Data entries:
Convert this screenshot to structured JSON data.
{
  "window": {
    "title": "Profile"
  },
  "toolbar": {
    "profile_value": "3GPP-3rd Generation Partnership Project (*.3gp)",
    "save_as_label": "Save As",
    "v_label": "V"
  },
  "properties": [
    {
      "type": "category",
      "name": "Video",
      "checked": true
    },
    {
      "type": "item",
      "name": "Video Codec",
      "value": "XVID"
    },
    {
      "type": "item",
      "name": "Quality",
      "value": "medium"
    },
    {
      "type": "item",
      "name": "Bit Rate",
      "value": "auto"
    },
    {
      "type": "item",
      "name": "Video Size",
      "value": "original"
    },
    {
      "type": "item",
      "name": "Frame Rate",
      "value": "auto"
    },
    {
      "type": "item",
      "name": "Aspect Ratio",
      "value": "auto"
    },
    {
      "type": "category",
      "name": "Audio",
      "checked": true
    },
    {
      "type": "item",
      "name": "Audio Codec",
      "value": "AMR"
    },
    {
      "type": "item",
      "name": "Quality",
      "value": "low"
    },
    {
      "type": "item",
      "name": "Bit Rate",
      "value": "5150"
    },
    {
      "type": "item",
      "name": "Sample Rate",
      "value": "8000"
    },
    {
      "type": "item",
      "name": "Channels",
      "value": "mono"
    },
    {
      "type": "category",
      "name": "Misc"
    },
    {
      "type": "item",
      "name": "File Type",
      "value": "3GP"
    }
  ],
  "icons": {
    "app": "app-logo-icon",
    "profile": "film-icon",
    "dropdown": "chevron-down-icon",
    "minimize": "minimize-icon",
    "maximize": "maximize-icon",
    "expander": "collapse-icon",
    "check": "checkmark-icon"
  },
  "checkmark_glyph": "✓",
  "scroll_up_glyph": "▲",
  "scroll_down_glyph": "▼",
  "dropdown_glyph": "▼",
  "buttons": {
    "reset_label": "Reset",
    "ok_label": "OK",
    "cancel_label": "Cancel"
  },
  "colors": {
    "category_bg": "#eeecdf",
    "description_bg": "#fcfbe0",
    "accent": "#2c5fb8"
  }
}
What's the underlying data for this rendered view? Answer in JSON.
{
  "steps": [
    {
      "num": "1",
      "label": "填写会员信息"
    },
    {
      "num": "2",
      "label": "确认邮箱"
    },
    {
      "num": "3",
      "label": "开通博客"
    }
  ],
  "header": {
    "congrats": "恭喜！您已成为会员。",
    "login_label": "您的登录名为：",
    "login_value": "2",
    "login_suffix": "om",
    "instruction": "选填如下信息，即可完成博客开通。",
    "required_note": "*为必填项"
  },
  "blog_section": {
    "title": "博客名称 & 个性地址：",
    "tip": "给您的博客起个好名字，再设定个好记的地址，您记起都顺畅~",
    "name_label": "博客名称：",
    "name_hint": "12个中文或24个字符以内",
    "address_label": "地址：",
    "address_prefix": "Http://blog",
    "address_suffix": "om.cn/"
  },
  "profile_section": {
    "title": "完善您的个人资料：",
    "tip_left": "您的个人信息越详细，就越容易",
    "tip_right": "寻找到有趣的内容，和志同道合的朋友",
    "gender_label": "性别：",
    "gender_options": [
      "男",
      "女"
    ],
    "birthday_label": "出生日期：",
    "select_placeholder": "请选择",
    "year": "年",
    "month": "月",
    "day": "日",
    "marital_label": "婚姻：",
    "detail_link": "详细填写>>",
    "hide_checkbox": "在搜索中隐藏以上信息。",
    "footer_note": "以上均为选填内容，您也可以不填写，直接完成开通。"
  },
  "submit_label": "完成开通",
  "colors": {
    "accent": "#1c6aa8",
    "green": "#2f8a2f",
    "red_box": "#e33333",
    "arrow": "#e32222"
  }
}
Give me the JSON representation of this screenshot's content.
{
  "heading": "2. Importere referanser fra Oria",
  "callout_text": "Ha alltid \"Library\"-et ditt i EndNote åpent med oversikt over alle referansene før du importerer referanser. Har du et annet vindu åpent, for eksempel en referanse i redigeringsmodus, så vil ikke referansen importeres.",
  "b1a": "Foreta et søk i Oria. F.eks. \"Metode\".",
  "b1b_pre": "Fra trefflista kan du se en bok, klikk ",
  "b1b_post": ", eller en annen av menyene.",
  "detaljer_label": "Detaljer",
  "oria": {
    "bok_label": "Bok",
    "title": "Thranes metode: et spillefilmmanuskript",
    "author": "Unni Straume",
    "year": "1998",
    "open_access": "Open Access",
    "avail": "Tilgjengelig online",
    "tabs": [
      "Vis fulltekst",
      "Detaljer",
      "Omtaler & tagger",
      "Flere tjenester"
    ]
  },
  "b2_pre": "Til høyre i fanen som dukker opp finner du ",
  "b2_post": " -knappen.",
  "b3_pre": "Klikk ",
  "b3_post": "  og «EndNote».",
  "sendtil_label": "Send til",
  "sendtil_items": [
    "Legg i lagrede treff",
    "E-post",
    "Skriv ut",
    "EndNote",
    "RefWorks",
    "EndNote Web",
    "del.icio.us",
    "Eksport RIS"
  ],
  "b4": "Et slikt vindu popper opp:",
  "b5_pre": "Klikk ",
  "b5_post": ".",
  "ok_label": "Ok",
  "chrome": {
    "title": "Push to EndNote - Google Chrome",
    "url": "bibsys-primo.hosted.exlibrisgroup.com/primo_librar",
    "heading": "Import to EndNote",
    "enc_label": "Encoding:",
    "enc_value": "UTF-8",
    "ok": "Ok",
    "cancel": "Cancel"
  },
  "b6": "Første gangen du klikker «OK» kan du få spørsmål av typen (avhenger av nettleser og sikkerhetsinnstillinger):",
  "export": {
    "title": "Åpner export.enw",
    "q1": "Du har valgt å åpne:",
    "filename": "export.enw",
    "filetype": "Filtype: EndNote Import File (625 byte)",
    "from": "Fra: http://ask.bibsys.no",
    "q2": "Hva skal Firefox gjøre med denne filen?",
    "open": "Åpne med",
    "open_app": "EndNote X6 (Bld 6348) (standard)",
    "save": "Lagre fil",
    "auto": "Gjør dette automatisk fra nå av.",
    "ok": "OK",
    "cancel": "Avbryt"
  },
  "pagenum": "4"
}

Your goal:
Please output the entire listing exactly as it stands.

Written reply:
Convert this screenshot to structured JSON data.
{
  "window": {
    "title": "Profile"
  },
  "toolbar": {
    "profile_value": "3GPP-3rd Generation Partnership Project (*.3gp)",
    "save_as_label": "Save As",
    "v_label": "V"
  },
  "properties": [
    {
      "type": "category",
      "name": "Video",
      "checked": true
    },
    {
      "type": "item",
      "name": "Video Codec",
      "value": "XVID"
    },
    {
      "type": "item",
      "name": "Quality",
      "value": "medium"
    },
    {
      "type": "item",
      "name": "Bit Rate",
      "value": "auto"
    },
    {
      "type": "item",
      "name": "Video Size",
      "value": "original"
    },
    {
      "type": "item",
      "name": "Frame Rate",
      "value": "auto"
    },
    {
      "type": "item",
      "name": "Aspect Ratio",
      "value": "auto"
    },
    {
      "type": "category",
      "name": "Audio",
      "checked": true
    },
    {
      "type": "item",
      "name": "Audio Codec",
      "value": "AMR"
    },
    {
      "type": "item",
      "name": "Quality",
      "value": "low"
    },
    {
      "type": "item",
      "name": "Bit Rate",
      "value": "5150"
    },
    {
      "type": "item",
      "name": "Sample Rate",
      "value": "8000"
    },
    {
      "type": "item",
      "name": "Channels",
      "value": "mono"
    },
    {
      "type": "category",
      "name": "Misc"
    },
    {
      "type": "item",
      "name": "File Type",
      "value": "3GP"
    }
  ],
  "icons": {
    "app": "app-logo-icon",
    "profile": "film-icon",
    "dropdown": "chevron-down-icon",
    "minimize": "minimize-icon",
    "maximize": "maximize-icon",
    "expander": "collapse-icon",
    "check": "checkmark-icon"
  },
  "checkmark_glyph": "✓",
  "scroll_up_glyph": "▲",
  "scroll_down_glyph": "▼",
  "dropdown_glyph": "▼",
  "buttons": {
    "reset_label": "Reset",
    "ok_label": "OK",
    "cancel_label": "Cancel"
  },
  "colors": {
    "category_bg": "#eeecdf",
    "description_bg": "#fcfbe0",
    "accent": "#2c5fb8"
  }
}
What's the underlying data for this rendered view? Answer in JSON.
{
  "steps": [
    {
      "num": "1",
      "label": "填写会员信息"
    },
    {
      "num": "2",
      "label": "确认邮箱"
    },
    {
      "num": "3",
      "label": "开通博客"
    }
  ],
  "header": {
    "congrats": "恭喜！您已成为会员。",
    "login_label": "您的登录名为：",
    "login_value": "2",
    "login_suffix": "om",
    "instruction": "选填如下信息，即可完成博客开通。",
    "required_note": "*为必填项"
  },
  "blog_section": {
    "title": "博客名称 & 个性地址：",
    "tip": "给您的博客起个好名字，再设定个好记的地址，您记起都顺畅~",
    "name_label": "博客名称：",
    "name_hint": "12个中文或24个字符以内",
    "address_label": "地址：",
    "address_prefix": "Http://blog",
    "address_suffix": "om.cn/"
  },
  "profile_section": {
    "title": "完善您的个人资料：",
    "tip_left": "您的个人信息越详细，就越容易",
    "tip_right": "寻找到有趣的内容，和志同道合的朋友",
    "gender_label": "性别：",
    "gender_options": [
      "男",
      "女"
    ],
    "birthday_label": "出生日期：",
    "select_placeholder": "请选择",
    "year": "年",
    "month": "月",
    "day": "日",
    "marital_label": "婚姻：",
    "detail_link": "详细填写>>",
    "hide_checkbox": "在搜索中隐藏以上信息。",
    "footer_note": "以上均为选填内容，您也可以不填写，直接完成开通。"
  },
  "submit_label": "完成开通",
  "colors": {
    "accent": "#1c6aa8",
    "green": "#2f8a2f",
    "red_box": "#e33333",
    "arrow": "#e32222"
  }
}
Give me the JSON representation of this screenshot's content.
{
  "heading": "2. Importere referanser fra Oria",
  "callout_text": "Ha alltid \"Library\"-et ditt i EndNote åpent med oversikt over alle referansene før du importerer referanser. Har du et annet vindu åpent, for eksempel en referanse i redigeringsmodus, så vil ikke referansen importeres.",
  "b1a": "Foreta et søk i Oria. F.eks. \"Metode\".",
  "b1b_pre": "Fra trefflista kan du se en bok, klikk ",
  "b1b_post": ", eller en annen av menyene.",
  "detaljer_label": "Detaljer",
  "oria": {
    "bok_label": "Bok",
    "title": "Thranes metode: et spillefilmmanuskript",
    "author": "Unni Straume",
    "year": "1998",
    "open_access": "Open Access",
    "avail": "Tilgjengelig online",
    "tabs": [
      "Vis fulltekst",
      "Detaljer",
      "Omtaler & tagger",
      "Flere tjenester"
    ]
  },
  "b2_pre": "Til høyre i fanen som dukker opp finner du ",
  "b2_post": " -knappen.",
  "b3_pre": "Klikk ",
  "b3_post": "  og «EndNote».",
  "sendtil_label": "Send til",
  "sendtil_items": [
    "Legg i lagrede treff",
    "E-post",
    "Skriv ut",
    "EndNote",
    "RefWorks",
    "EndNote Web",
    "del.icio.us",
    "Eksport RIS"
  ],
  "b4": "Et slikt vindu popper opp:",
  "b5_pre": "Klikk ",
  "b5_post": ".",
  "ok_label": "Ok",
  "chrome": {
    "title": "Push to EndNote - Google Chrome",
    "url": "bibsys-primo.hosted.exlibrisgroup.com/primo_librar",
    "heading": "Import to EndNote",
    "enc_label": "Encoding:",
    "enc_value": "UTF-8",
    "ok": "Ok",
    "cancel": "Cancel"
  },
  "b6": "Første gangen du klikker «OK» kan du få spørsmål av typen (avhenger av nettleser og sikkerhetsinnstillinger):",
  "export": {
    "title": "Åpner export.enw",
    "q1": "Du har valgt å åpne:",
    "filename": "export.enw",
    "filetype": "Filtype: EndNote Import File (625 byte)",
    "from": "Fra: http://ask.bibsys.no",
    "q2": "Hva skal Firefox gjøre med denne filen?",
    "open": "Åpne med",
    "open_app": "EndNote X6 (Bld 6348) (standard)",
    "save": "Lagre fil",
    "auto": "Gjør dette automatisk fra nå av.",
    "ok": "OK",
    "cancel": "Avbryt"
  },
  "pagenum": "4"
}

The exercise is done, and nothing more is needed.